(Region and label listings)
---+---

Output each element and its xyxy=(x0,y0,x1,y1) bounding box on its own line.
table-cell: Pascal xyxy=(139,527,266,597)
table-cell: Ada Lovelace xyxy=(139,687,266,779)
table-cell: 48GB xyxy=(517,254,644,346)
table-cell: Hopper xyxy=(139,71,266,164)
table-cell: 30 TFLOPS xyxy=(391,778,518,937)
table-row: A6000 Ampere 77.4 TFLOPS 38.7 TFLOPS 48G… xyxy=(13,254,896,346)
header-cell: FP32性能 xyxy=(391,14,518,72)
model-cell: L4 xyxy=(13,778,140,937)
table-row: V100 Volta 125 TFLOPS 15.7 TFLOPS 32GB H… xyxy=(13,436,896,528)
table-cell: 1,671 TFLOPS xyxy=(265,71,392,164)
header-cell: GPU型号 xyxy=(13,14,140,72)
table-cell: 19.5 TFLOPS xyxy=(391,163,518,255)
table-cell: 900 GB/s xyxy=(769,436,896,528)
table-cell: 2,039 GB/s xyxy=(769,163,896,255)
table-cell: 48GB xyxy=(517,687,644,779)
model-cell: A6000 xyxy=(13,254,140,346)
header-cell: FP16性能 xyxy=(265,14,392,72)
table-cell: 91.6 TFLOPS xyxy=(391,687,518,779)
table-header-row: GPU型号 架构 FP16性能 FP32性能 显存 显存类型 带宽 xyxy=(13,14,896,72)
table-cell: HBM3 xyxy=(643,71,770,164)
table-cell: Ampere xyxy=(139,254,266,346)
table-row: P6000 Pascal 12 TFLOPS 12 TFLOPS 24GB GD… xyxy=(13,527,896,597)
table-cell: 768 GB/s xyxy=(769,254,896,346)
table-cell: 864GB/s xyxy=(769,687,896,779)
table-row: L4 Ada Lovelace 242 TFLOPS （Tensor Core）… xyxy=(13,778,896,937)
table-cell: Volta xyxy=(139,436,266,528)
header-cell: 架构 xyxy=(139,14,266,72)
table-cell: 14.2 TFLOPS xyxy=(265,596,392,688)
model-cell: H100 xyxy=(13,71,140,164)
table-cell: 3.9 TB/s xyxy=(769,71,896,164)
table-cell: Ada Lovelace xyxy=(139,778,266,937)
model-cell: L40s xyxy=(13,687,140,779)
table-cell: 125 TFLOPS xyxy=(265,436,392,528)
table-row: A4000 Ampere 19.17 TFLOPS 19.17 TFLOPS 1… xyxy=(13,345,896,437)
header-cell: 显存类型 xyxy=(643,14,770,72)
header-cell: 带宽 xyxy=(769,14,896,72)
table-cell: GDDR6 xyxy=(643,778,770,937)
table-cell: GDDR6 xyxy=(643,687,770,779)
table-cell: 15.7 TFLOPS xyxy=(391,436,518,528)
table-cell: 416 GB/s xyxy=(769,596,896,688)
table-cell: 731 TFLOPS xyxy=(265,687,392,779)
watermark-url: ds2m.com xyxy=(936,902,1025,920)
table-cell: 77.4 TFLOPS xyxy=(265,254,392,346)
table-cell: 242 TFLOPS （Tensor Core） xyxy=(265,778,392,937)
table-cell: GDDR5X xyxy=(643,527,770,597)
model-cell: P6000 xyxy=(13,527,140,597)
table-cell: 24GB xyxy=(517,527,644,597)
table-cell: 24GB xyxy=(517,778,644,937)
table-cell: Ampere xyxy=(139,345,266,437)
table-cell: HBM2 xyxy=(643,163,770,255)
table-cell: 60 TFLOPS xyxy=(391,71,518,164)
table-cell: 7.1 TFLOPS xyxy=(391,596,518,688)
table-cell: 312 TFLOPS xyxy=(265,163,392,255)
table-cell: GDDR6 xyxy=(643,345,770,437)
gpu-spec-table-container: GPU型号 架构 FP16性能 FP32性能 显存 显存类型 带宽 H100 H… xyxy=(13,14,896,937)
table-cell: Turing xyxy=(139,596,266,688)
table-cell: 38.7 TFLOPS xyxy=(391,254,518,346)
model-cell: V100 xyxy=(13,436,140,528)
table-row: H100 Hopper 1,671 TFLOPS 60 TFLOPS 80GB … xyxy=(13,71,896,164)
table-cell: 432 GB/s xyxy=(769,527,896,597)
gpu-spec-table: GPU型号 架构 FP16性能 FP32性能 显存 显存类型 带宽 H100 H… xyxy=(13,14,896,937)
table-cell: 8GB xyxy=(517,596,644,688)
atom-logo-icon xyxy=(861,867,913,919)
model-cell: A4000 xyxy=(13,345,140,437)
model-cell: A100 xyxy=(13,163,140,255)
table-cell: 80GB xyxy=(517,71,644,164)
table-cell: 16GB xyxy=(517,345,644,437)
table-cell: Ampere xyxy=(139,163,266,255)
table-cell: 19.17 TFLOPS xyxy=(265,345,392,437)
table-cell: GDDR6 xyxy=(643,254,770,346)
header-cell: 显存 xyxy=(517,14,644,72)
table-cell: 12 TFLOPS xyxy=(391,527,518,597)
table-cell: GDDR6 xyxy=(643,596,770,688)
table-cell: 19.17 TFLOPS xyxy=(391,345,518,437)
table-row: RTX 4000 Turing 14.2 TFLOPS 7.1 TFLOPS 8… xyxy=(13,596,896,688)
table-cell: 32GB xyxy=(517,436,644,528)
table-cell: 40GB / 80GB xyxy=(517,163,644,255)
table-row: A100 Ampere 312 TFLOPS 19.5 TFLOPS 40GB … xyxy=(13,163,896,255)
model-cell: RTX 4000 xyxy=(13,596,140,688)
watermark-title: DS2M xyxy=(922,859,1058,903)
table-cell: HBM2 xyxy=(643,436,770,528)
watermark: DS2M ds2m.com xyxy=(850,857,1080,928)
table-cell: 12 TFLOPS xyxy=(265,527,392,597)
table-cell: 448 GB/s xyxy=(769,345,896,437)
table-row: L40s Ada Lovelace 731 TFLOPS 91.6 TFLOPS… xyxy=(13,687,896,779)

---+---

▶ **Goal of the exercise**
Count the lines in the records above that contain the word "Hopper", with case counting, and give only the number.

▶ **Written solution**
2